_Goal_.
Look through the material and copy each line holding "회원에게".

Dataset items
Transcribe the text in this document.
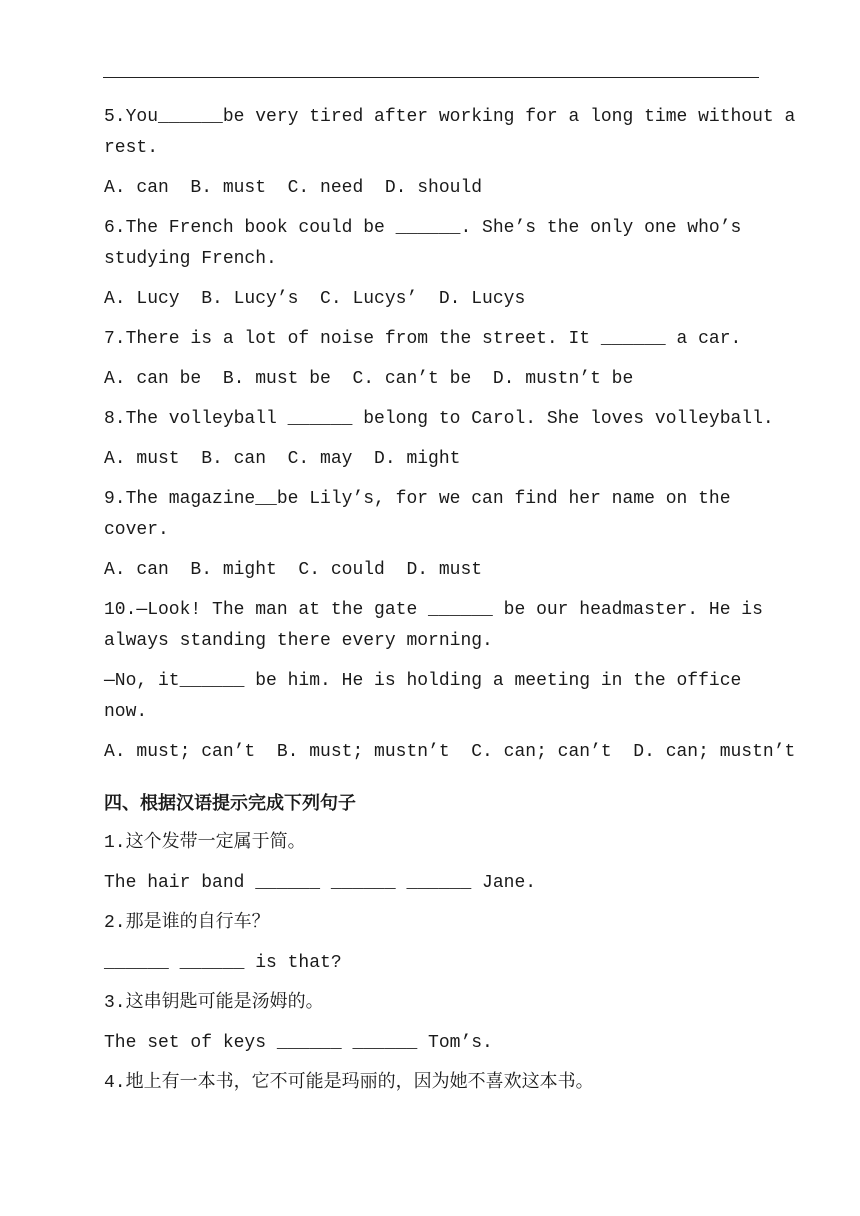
5.You______be very tired after working for a long time without a

rest.

A. can  B. must  C. need  D. should

6.The French book could be ______. She’s the only one who’s

studying French.

A. Lucy  B. Lucy’s  C. Lucys’  D. Lucys

7.There is a lot of noise from the street. It ______ a car.

A. can be  B. must be  C. can’t be  D. mustn’t be

8.The volleyball ______ belong to Carol. She loves volleyball.

A. must  B. can  C. may  D. might

9.The magazine__be Lily’s, for we can find her name on the

cover.

A. can  B. might  C. could  D. must

10.—Look! The man at the gate ______ be our headmaster. He is

always standing there every morning.

—No, it______ be him. He is holding a meeting in the office

now.

A. must; can’t  B. must; mustn’t  C. can; can’t  D. can; mustn’t

四、根据汉语提示完成下列句子

1.这个发带一定属于简。

The hair band ______ ______ ______ Jane.

2.那是谁的自行车？

______ ______ is that?

3.这串钥匙可能是汤姆的。

The set of keys ______ ______ Tom’s.

4.地上有一本书，它不可能是玛丽的，因为她不喜欢这本书。
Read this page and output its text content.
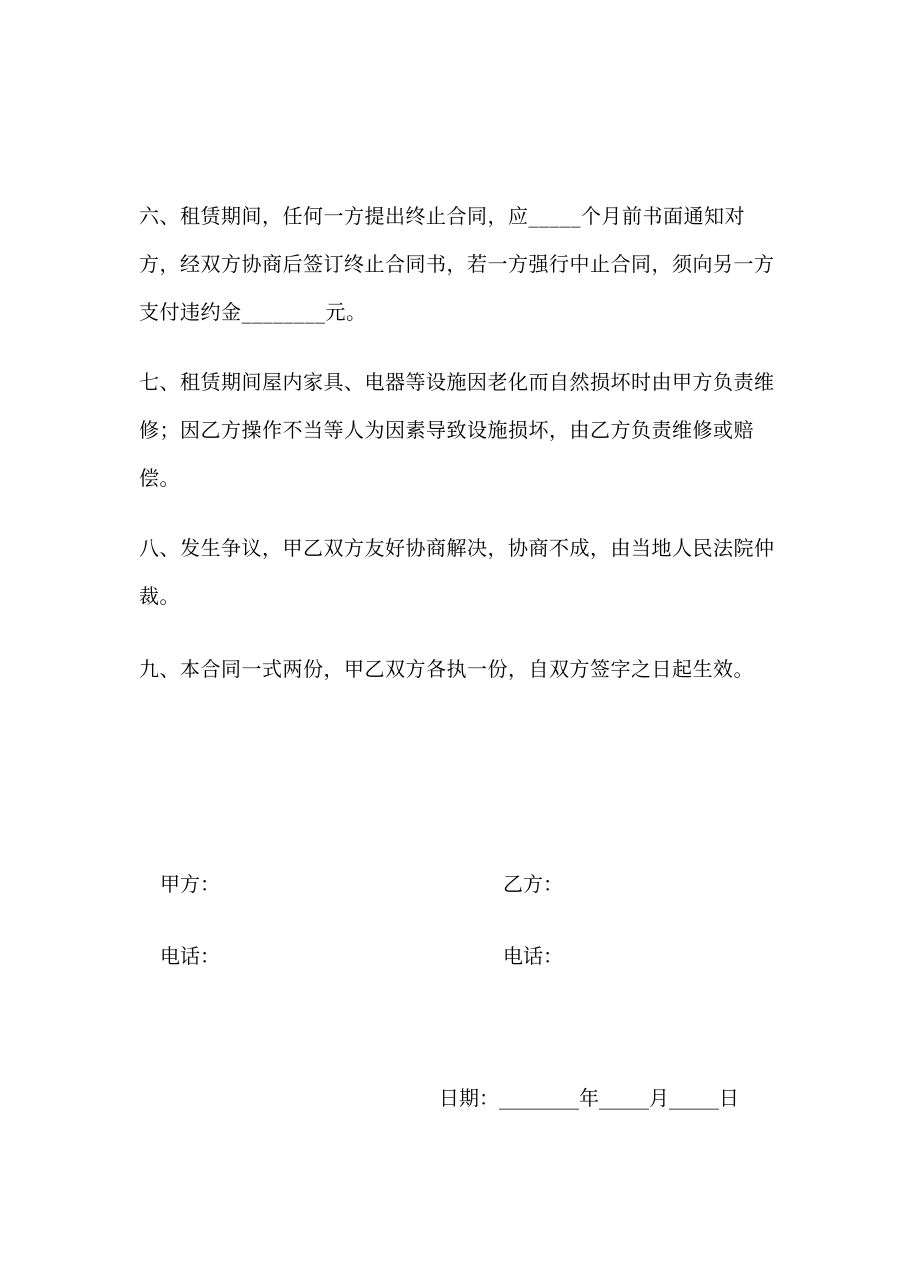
六、租赁期间，任何一方提出终止合同，应_____个月前书面通知对方，经双方协商后签订终止合同书，若一方强行中止合同，须向另一方支付违约金________元。

七、租赁期间屋内家具、电器等设施因老化而自然损坏时由甲方负责维修；因乙方操作不当等人为因素导致设施损坏，由乙方负责维修或赔偿。

八、发生争议，甲乙双方友好协商解决，协商不成，由当地人民法院仲裁。

九、本合同一式两份，甲乙双方各执一份，自双方签字之日起生效。

甲方：	乙方：
电话：	电话：
日期：________年_____月_____日
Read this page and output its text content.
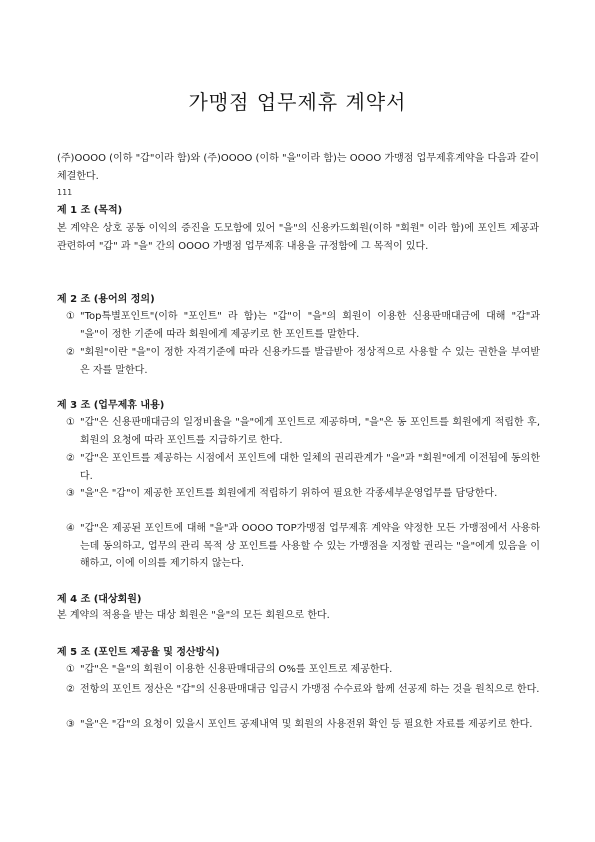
가맹점 업무제휴 계약서
(주)OOOO (이하 "갑"이라 함)와 (주)OOOO (이하 "을"이라 함)는 OOOO 가맹점 업무제휴계약을 다음과 같이 체결한다.
111
제 1 조 (목적)
본 계약은 상호 공동 이익의 증진을 도모함에 있어 "을"의 신용카드회원(이하 "회원" 이라 함)에 포인트 제공과 관련하여 "갑" 과 "을" 간의 OOOO 가맹점 업무제휴 내용을 규정함에 그 목적이 있다.
제 2 조 (용어의 정의)
① "Top특별포인트"(이하 "포인트" 라 함)는 "갑"이 "을"의 회원이 이용한 신용판매대금에 대해 "갑"과 "을"이 정한 기준에 따라 회원에게 제공키로 한 포인트를 말한다.
② "회원"이란 "을"이 정한 자격기준에 따라 신용카드를 발급받아 정상적으로 사용할 수 있는 권한을 부여받은 자를 말한다.
제 3 조 (업무제휴 내용)
① "갑"은 신용판매대금의 일정비율을 "을"에게 포인트로 제공하며, "을"은 동 포인트를 회원에게 적립한 후, 회원의 요청에 따라 포인트를 지급하기로 한다.
② "갑"은 포인트를 제공하는 시점에서 포인트에 대한 일체의 권리관계가 "을"과 "회원"에게 이전됨에 동의한다.
③ "을"은 "갑"이 제공한 포인트를 회원에게 적립하기 위하여 필요한 각종세부운영업무를 담당한다.
④ "갑"은 제공된 포인트에 대해 "을"과 OOOO TOP가맹점 업무제휴 계약을 약정한 모든 가맹점에서 사용하는데 동의하고, 업무의 관리 목적 상 포인트를 사용할 수 있는 가맹점을 지정할 권리는 "을"에게 있음을 이해하고, 이에 이의를 제기하지 않는다.
제 4 조 (대상회원)
본 계약의 적용을 받는 대상 회원은 "을"의 모든 회원으로 한다.
제 5 조 (포인트 제공율 및 정산방식)
① "갑"은 "을"의 회원이 이용한 신용판매대금의 O%를 포인트로 제공한다.
② 전항의 포인트 정산은 "갑"의 신용판매대금 입금시 가맹점 수수료와 함께 선공제 하는 것을 원칙으로 한다.
③ "을"은 "갑"의 요청이 있을시 포인트 공제내역 및 회원의 사용전위 확인 등 필요한 자료를 제공키로 한다.
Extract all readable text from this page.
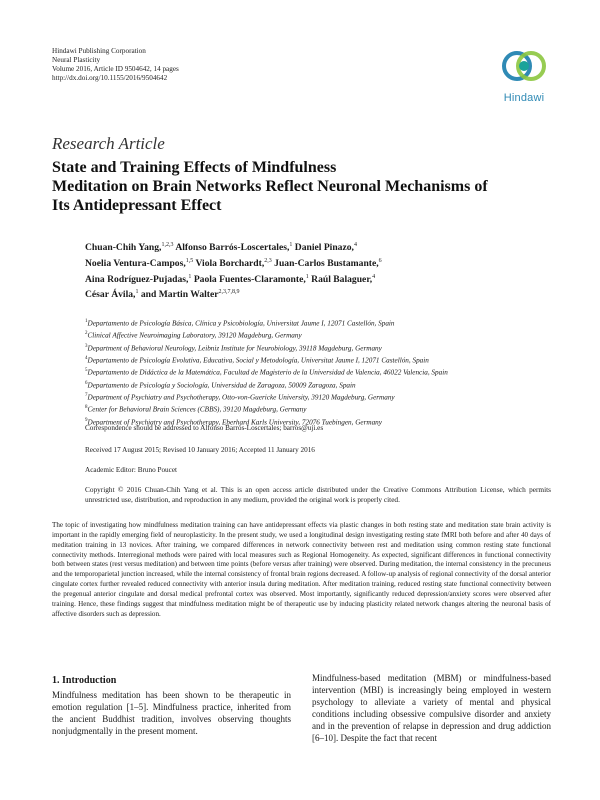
Hindawi Publishing Corporation
Neural Plasticity
Volume 2016, Article ID 9504642, 14 pages
http://dx.doi.org/10.1155/2016/9504642
Hindawi
Research Article
State and Training Effects of Mindfulness
Meditation on Brain Networks Reflect Neuronal Mechanisms of
Its Antidepressant Effect
Chuan-Chih Yang,$^{1,2,3}$ Alfonso Barrós-Loscertales,$^1$ Daniel Pinazo,$^4$
Noelia Ventura-Campos,$^{1,5}$ Viola Borchardt,$^{2,3}$ Juan-Carlos Bustamante,$^6$
Aina Rodríguez-Pujadas,$^1$ Paola Fuentes-Claramonte,$^1$ Raúl Balaguer,$^4$
César Ávila,$^1$ and Martin Walter$^{2,3,7,8,9}$
$^1$Departamento de Psicología Básica, Clínica y Psicobiología, Universitat Jaume I, 12071 Castellón, Spain
$^2$Clinical Affective Neuroimaging Laboratory, 39120 Magdeburg, Germany
$^3$Department of Behavioral Neurology, Leibniz Institute for Neurobiology, 39118 Magdeburg, Germany
$^4$Departamento de Psicología Evolutiva, Educativa, Social y Metodología, Universitat Jaume I, 12071 Castellón, Spain
$^5$Departamento de Didáctica de la Matemática, Facultad de Magisterio de la Universidad de Valencia, 46022 Valencia, Spain
$^6$Departamento de Psicología y Sociología, Universidad de Zaragoza, 50009 Zaragoza, Spain
$^7$Department of Psychiatry and Psychotherapy, Otto-von-Guericke University, 39120 Magdeburg, Germany
$^8$Center for Behavioral Brain Sciences (CBBS), 39120 Magdeburg, Germany
$^9$Department of Psychiatry and Psychotherapy, Eberhard Karls University, 72076 Tuebingen, Germany
Correspondence should be addressed to Alfonso Barrós-Loscertales; barros@uji.es
Received 17 August 2015; Revised 10 January 2016; Accepted 11 January 2016
Academic Editor: Bruno Poucet
Copyright © 2016 Chuan-Chih Yang et al. This is an open access article distributed under the Creative Commons Attribution License, which permits unrestricted use, distribution, and reproduction in any medium, provided the original work is properly cited.
The topic of investigating how mindfulness meditation training can have antidepressant effects via plastic changes in both resting state and meditation state brain activity is important in the rapidly emerging field of neuroplasticity. In the present study, we used a longitudinal design investigating resting state fMRI both before and after 40 days of meditation training in 13 novices. After training, we compared differences in network connectivity between rest and meditation using common resting state functional connectivity methods. Interregional methods were paired with local measures such as Regional Homogeneity. As expected, significant differences in functional connectivity both between states (rest versus meditation) and between time points (before versus after training) were observed. During meditation, the internal consistency in the precuneus and the temporoparietal junction increased, while the internal consistency of frontal brain regions decreased. A follow-up analysis of regional connectivity of the dorsal anterior cingulate cortex further revealed reduced connectivity with anterior insula during meditation. After meditation training, reduced resting state functional connectivity between the pregenual anterior cingulate and dorsal medical prefrontal cortex was observed. Most importantly, significantly reduced depression/anxiety scores were observed after training. Hence, these findings suggest that mindfulness meditation might be of therapeutic use by inducing plasticity related network changes altering the neuronal basis of affective disorders such as depression.
1. Introduction
Mindfulness meditation has been shown to be therapeutic in emotion regulation [1–5]. Mindfulness practice, inherited from the ancient Buddhist tradition, involves observing thoughts nonjudgmentally in the present moment.
Mindfulness-based meditation (MBM) or mindfulness-based intervention (MBI) is increasingly being employed in western psychology to alleviate a variety of mental and physical conditions including obsessive compulsive disorder and anxiety and in the prevention of relapse in depression and drug addiction [6–10]. Despite the fact that recent
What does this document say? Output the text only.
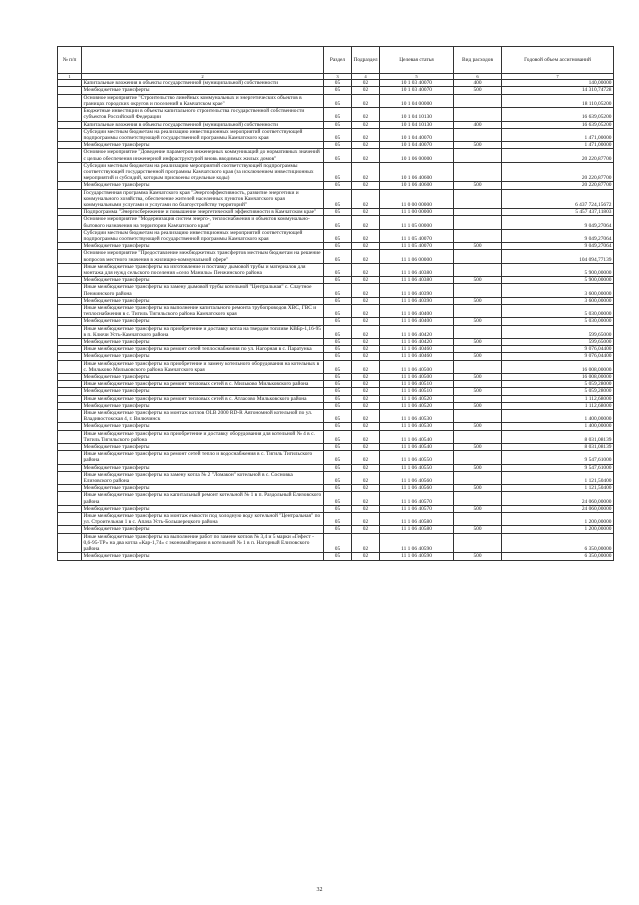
№ п/п		Раздел	Подраздел	Целевая статья	Вид расходов	Годовой объем ассигнований
1	2	3	4	5	6	7
	Капитальные вложения в объекты государственной (муниципальной) собственности	05	02	10 1 03 40070	400	140,00000
	Межбюджетные трансферты	05	02	10 1 03 40070	500	14 310,74728
	Основное мероприятие "Строительство линейных коммунальных и энергетических объектов в границах городских округов и поселений в Камчатском крае"	05	02	10 1 04 00000		18 110,05200
	Бюджетные инвестиции в объекты капитального строительства государственной собственности субъектов Российской Федерации	05	02	10 1 04 10130		16 639,05200
	Капитальные вложения в объекты государственной (муниципальной) собственности	05	02	10 1 04 10130	400	16 639,05200
	Субсидии местным бюджетам на реализацию инвестиционных мероприятий соответствующей подпрограммы соответствующей государственной программы Камчатского края	05	02	10 1 04 40070		1 471,00000
	Межбюджетные трансферты	05	02	10 1 04 40070	500	1 471,00000
	Основное мероприятие "Доведение параметров инженерных коммуникаций до нормативных значений с целью обеспечения инженерной инфраструктурой вновь вводимых жилых домов"	05	02	10 1 06 00000		20 220,87700
	Субсидии местным бюджетам на реализацию мероприятий соответствующей подпрограммы соответствующей государственной программы Камчатского края (за исключением инвестиционных мероприятий и субсидий, которым присвоены отдельные коды)	05	02	10 1 06 40600		20 220,87700
	Межбюджетные трансферты	05	02	10 1 06 40600	500	20 220,87700
	Государственная программа Камчатского края "Энергоэффективность, развитие энергетики и коммунального хозяйства, обеспечение жителей населенных пунктов Камчатского края коммунальными услугами и услугами по благоустройству территорий"	05	02	11 0 00 00000		6 437 724,15672
	Подпрограмма "Энергосбережение и повышение энергетической эффективности в Камчатском крае"	05	02	11 1 00 00000		5 457 437,11803
	Основное мероприятие "Модернизация систем энерго-, теплоснабжения и объектов коммунально-бытового назначения на территории Камчатского края"	05	02	11 1 05 00000		9 049,27064
	Субсидии местным бюджетам на реализацию инвестиционных мероприятий соответствующей подпрограммы соответствующей государственной программы Камчатского края	05	02	11 1 05 40070		9 049,27064
	Межбюджетные трансферты	05	02	11 1 05 40070	500	9 049,27064
	Основное мероприятие "Предоставление межбюджетных трансфертов местным бюджетам на решение вопросов местного значения в жилищно-коммунальной сфере"	05	02	11 1 06 00000		104 094,77139
	Иные межбюджетные трансферты на изготовление и поставку дымовой трубы и материалов для монтажа для нужд сельского поселения «село Манилы» Пенжинского района	05	02	11 1 06 40380		5 900,00000
	Межбюджетные трансферты	05	02	11 1 06 40380	500	5 900,00000
	Иные межбюджетные трансферты на замену дымовой трубы котельной "Центральная" с. Слаутное Пенжинского района	05	02	11 1 06 40390		3 600,00000
	Межбюджетные трансферты	05	02	11 1 06 40390	500	3 600,00000
	Иные межбюджетные трансферты на выполнение капитального ремонта трубопроводов ХВС, ГВС и теплоснабжения в с. Тигиль Тигильского района Камчатского края	05	02	11 1 06 40400		5 030,00000
	Межбюджетные трансферты	05	02	11 1 06 40400	500	5 030,00000
	Иные межбюджетные трансферты на приобретение и доставку котла на твердом топливе КВБр-1,16-95 в п. Ключи Усть-Камчатского района	05	02	11 1 06 40420		599,65000
	Межбюджетные трансферты	05	02	11 1 06 40420	500	599,65000
	Иные межбюджетные трансферты на ремонт сетей теплоснабжения по ул. Нагорная в с. Паратунка	05	02	11 1 06 40460		9 076,04400
	Межбюджетные трансферты	05	02	11 1 06 40460	500	9 076,04400
	Иные межбюджетные трансферты на приобретение и замену котельного оборудования на котельных в с. Мильково Мильковского района Камчатского края	05	02	11 1 06 40500		16 008,00000
	Межбюджетные трансферты	05	02	11 1 06 40500	500	16 008,00000
	Иные межбюджетные трансферты на ремонт тепловых сетей в с. Мильково Мильковского района	05	02	11 1 06 40510		5 059,28000
	Межбюджетные трансферты	05	02	11 1 06 40510	500	5 059,28000
	Иные межбюджетные трансферты на ремонт тепловых сетей в с. Атласово Мильковского района	05	02	11 1 06 40520		1 112,68000
	Межбюджетные трансферты	05	02	11 1 06 40520	500	1 112,68000
	Иные межбюджетные трансферты на монтаж котлов OLB 2000 RD-R Автономной котельной по ул. Владивостокская 4, г. Вилючинск	05	02	11 1 06 40530		1 400,00000
	Межбюджетные трансферты	05	02	11 1 06 40530	500	1 400,00000
	Иные межбюджетные трансферты на приобретение и доставку оборудования для котельной № 4 в с. Тигиль Тигильского района	05	02	11 1 06 40540		8 031,08139
	Межбюджетные трансферты	05	02	11 1 06 40540	500	8 031,08139
	Иные межбюджетные трансферты на ремонт сетей тепло и водоснабжения в с. Тигиль Тигильского района	05	02	11 1 06 40550		9 547,61000
	Межбюджетные трансферты	05	02	11 1 06 40550	500	9 547,61000
	Иные межбюджетные трансферты на замену котла № 2 "Ломакон" котельной в с. Сосновка Елизовского района	05	02	11 1 06 40560		1 121,50400
	Межбюджетные трансферты	05	02	11 1 06 40560	500	1 121,50400
	Иные межбюджетные трансферты на капитальный ремонт котельной № 1 в п. Раздольный Елизовского района	05	02	11 1 06 40570		24 060,00000
	Межбюджетные трансферты	05	02	11 1 06 40570	500	24 060,00000
	Иные межбюджетные трансферты на монтаж емкости под холодную воду котельной "Центральная" по ул. Строительная 1 в с. Апача Усть-Большерецкого района	05	02	11 1 06 40580		1 200,00000
	Межбюджетные трансферты	05	02	11 1 06 40580	500	1 200,00000
	Иные межбюджетные трансферты на выполнение работ по замене котлов № 3,4 и 5 марки «Гефест - 0,6-95-ТР» на два котла «Кар-1,74» с экономайзерами в котельной № 1 в п. Нагорный Елизовского района	05	02	11 1 06 40590		6 350,00000
	Межбюджетные трансферты	05	02	11 1 06 40590	500	6 350,00000
32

_Exercise output_.
① "Top특별포인트"(이하 "포인트" 라 함)는 "갑"이 "을"의 회원이 이용한 신용판매대금에 대해 "갑"과 "을"이 정한 기준에 따라 회원에게 제공키로 한 포인트를 말한다.
① "갑"은 신용판매대금의 일정비율을 "을"에게 포인트로 제공하며, "을"은 동 포인트를 회원에게 적립한 후, 회원의 요청에 따라 포인트를 지급하기로 한다.
③ "을"은 "갑"이 제공한 포인트를 회원에게 적립하기 위하여 필요한 각종세부운영업무를 담당한다.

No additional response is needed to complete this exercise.